Source data
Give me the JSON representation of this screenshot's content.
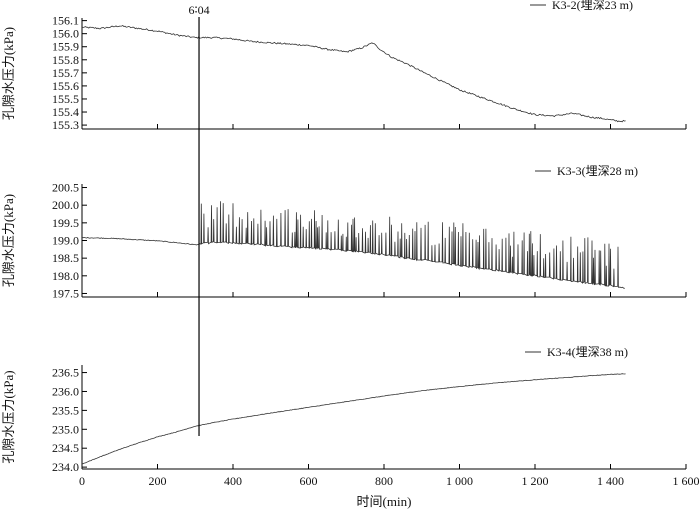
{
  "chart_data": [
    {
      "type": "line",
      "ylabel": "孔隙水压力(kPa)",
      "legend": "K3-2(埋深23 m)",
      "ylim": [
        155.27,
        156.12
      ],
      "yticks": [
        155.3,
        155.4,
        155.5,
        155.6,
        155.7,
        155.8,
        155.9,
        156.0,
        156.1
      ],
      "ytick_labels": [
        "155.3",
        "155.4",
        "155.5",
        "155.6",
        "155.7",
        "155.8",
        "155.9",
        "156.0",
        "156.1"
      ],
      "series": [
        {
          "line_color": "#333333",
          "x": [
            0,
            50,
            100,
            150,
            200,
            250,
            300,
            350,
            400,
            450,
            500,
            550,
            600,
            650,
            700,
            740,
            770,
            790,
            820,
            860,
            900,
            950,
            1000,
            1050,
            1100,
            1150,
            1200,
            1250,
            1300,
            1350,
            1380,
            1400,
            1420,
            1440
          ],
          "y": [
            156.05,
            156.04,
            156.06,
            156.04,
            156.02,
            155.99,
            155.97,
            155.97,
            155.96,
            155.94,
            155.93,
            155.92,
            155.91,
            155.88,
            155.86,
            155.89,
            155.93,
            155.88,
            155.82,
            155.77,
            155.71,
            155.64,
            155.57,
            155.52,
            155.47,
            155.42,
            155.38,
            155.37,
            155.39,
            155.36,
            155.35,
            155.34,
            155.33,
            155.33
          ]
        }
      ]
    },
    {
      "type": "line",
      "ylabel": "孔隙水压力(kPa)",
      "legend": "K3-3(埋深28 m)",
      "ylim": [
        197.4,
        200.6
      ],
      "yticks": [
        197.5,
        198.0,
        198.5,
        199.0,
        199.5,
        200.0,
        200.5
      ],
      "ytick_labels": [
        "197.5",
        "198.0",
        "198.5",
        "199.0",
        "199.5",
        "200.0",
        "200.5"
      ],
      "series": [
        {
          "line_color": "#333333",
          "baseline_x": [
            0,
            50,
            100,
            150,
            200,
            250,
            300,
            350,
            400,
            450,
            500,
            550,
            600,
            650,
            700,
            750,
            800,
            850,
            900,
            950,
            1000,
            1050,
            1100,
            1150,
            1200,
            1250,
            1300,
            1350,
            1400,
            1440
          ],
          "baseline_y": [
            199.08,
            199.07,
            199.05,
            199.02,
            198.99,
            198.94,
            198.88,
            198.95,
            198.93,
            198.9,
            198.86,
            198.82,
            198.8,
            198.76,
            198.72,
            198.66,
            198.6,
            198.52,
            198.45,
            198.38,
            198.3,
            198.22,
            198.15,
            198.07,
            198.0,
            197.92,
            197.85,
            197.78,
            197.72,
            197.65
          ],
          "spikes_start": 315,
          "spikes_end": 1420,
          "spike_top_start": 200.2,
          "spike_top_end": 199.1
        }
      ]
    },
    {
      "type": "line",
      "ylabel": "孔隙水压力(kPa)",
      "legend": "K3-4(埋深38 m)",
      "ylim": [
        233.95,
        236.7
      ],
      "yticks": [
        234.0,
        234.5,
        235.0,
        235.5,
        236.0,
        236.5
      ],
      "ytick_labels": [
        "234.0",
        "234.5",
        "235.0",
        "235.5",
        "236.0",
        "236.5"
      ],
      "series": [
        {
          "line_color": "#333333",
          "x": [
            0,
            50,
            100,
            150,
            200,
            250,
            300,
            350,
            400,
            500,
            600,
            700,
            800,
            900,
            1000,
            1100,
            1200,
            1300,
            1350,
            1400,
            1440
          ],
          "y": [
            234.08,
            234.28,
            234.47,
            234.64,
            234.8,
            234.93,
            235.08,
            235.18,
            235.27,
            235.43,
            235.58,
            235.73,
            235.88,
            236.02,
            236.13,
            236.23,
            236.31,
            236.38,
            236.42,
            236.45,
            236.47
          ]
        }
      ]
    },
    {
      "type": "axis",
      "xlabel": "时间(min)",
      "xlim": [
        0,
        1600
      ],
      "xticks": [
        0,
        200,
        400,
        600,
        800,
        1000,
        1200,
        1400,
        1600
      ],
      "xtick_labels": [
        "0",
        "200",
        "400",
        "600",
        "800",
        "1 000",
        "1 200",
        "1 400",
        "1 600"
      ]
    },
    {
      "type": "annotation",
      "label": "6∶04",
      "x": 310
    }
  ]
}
==
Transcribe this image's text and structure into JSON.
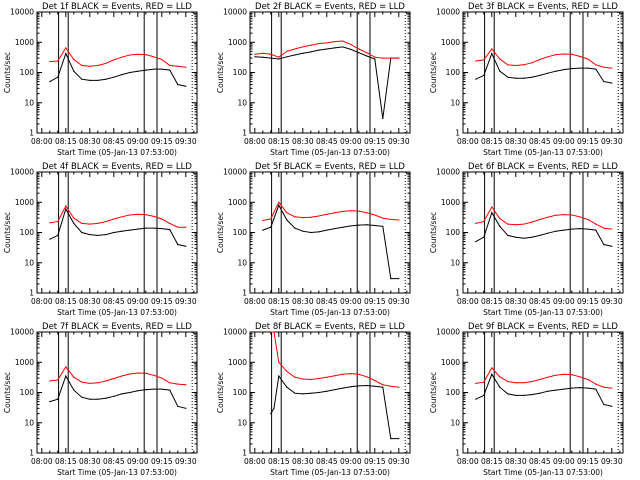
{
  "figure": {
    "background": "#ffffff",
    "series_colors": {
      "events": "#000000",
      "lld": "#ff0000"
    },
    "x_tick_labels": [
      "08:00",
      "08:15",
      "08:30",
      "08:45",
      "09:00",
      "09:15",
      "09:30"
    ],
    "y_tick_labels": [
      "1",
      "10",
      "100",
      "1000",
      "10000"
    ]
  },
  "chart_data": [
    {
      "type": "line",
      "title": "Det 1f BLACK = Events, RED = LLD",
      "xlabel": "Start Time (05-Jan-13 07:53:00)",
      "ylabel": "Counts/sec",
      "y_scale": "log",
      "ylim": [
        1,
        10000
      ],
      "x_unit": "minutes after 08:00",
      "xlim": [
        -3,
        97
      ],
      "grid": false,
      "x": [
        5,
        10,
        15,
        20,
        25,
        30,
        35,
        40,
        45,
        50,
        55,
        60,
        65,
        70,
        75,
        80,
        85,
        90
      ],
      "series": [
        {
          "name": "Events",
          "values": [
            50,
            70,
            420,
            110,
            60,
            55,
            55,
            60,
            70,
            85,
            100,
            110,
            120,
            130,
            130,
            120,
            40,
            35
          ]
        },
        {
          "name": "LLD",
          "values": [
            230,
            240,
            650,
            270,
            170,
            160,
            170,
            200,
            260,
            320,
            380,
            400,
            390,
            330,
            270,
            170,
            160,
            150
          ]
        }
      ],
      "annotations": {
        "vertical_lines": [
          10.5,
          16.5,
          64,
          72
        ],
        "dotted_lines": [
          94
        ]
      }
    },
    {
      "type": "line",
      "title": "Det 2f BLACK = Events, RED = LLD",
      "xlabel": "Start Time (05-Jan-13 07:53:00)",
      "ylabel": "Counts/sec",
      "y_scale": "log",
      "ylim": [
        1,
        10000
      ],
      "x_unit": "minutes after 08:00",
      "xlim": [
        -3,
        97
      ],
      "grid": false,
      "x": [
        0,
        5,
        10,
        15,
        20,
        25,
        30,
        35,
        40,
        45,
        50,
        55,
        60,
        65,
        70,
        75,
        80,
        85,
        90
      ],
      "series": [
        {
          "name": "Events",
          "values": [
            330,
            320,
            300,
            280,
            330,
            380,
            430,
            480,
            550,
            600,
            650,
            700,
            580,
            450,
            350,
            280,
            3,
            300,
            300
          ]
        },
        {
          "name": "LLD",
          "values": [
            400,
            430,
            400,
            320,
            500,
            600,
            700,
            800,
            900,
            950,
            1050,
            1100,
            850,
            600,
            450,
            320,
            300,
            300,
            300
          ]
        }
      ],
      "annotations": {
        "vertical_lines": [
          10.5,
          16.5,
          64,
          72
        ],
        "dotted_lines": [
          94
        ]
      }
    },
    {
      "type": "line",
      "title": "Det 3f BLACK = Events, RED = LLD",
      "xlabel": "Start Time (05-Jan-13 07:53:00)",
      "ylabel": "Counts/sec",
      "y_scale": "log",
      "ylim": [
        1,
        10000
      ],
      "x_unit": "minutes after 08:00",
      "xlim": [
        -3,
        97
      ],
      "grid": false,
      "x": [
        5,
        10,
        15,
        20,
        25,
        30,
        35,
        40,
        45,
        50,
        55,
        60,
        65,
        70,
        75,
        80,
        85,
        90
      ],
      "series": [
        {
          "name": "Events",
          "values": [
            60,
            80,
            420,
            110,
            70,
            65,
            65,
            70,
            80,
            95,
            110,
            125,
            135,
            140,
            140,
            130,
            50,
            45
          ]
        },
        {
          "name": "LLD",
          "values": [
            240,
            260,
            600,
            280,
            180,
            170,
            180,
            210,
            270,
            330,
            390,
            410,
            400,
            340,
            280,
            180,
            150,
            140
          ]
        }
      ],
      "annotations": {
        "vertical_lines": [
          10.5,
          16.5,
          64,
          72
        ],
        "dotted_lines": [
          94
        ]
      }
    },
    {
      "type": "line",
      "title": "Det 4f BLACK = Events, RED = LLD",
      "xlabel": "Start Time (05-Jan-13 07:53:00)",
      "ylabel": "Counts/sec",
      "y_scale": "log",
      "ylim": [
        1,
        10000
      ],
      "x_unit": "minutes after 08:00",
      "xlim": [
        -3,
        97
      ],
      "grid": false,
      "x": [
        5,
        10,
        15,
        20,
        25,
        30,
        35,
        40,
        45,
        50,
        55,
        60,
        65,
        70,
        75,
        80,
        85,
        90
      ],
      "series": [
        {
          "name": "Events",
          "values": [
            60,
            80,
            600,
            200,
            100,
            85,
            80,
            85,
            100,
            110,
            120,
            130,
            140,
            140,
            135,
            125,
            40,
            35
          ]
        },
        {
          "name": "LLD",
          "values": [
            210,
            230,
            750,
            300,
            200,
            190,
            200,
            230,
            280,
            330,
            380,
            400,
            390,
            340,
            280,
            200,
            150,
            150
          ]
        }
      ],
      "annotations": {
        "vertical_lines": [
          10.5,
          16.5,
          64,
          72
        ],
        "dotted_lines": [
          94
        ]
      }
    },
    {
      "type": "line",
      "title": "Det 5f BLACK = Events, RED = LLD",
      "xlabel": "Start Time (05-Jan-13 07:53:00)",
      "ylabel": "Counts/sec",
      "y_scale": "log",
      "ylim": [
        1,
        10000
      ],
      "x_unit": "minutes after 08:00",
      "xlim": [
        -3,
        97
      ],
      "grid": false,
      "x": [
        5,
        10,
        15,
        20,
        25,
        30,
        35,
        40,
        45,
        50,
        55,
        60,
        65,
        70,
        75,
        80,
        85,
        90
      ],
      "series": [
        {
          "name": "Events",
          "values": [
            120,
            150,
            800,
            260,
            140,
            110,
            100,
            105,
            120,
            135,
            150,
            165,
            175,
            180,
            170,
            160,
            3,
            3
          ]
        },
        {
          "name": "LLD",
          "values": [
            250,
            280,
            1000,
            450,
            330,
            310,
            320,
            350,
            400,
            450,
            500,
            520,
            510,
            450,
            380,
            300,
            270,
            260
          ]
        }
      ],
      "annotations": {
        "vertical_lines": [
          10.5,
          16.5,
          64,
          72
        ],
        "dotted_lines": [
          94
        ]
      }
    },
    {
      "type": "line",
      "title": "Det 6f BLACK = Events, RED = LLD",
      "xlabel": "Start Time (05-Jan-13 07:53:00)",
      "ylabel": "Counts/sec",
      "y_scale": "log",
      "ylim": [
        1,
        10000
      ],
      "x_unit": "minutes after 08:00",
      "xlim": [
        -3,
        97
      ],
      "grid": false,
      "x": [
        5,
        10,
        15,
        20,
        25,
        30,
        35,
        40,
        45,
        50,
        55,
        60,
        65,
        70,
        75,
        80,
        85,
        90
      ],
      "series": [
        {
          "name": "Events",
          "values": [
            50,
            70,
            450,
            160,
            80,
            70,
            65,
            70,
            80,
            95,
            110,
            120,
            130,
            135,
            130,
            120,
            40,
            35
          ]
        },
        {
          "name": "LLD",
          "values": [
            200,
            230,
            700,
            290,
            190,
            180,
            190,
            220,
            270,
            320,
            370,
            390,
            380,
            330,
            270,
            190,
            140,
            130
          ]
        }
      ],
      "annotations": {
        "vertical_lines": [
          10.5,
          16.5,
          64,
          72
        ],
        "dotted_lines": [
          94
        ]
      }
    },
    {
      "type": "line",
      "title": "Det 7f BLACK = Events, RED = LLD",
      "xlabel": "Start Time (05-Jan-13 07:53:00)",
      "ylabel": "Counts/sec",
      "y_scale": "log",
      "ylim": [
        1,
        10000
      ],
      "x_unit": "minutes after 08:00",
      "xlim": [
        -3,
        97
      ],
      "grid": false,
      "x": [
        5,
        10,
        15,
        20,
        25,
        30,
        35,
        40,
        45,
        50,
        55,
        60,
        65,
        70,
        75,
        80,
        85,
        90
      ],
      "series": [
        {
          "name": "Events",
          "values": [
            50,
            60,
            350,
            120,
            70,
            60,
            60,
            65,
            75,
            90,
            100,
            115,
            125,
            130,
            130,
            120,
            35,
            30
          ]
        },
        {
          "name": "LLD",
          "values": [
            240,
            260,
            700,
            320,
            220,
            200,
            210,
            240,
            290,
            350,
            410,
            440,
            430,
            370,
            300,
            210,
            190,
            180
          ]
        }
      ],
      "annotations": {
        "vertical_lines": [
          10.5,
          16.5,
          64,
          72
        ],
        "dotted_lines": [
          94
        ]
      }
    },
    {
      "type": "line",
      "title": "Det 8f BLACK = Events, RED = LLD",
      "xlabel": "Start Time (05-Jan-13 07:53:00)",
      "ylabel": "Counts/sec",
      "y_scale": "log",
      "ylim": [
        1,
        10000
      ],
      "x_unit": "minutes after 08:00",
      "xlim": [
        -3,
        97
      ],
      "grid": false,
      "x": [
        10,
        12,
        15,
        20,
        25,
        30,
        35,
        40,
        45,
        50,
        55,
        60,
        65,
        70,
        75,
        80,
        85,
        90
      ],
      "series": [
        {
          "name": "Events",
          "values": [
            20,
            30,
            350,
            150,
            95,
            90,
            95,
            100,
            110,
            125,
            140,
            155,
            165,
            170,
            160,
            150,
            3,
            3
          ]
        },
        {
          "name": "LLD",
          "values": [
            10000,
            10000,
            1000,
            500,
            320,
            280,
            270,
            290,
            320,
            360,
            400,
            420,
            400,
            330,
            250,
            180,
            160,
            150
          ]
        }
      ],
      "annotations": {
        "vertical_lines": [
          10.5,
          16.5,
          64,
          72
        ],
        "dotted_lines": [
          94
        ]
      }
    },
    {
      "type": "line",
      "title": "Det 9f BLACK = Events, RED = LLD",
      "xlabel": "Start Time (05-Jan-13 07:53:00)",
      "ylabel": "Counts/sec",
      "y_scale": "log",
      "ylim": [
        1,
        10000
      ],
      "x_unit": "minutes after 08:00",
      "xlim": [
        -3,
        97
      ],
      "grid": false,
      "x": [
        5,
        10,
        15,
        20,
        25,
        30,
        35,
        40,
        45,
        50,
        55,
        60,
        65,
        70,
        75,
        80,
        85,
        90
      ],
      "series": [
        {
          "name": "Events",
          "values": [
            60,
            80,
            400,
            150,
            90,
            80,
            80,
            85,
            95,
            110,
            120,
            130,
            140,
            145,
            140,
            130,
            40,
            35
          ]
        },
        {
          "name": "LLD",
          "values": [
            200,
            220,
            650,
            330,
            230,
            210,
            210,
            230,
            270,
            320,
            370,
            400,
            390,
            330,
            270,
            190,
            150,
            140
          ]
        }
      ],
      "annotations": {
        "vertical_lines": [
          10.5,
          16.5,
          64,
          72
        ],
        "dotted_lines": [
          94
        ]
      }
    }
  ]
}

## EXERCISE:
Pick out every line above that contains the word "BLACK" and copy it.

## WRITTEN RESPONSE:
      "title": "Det 1f BLACK = Events, RED = LLD",
      "title": "Det 2f BLACK = Events, RED = LLD",
      "title": "Det 3f BLACK = Events, RED = LLD",
      "title": "Det 4f BLACK = Events, RED = LLD",
      "title": "Det 5f BLACK = Events, RED = LLD",
      "title": "Det 6f BLACK = Events, RED = LLD",
      "title": "Det 7f BLACK = Events, RED = LLD",
      "title": "Det 8f BLACK = Events, RED = LLD",
      "title": "Det 9f BLACK = Events, RED = LLD",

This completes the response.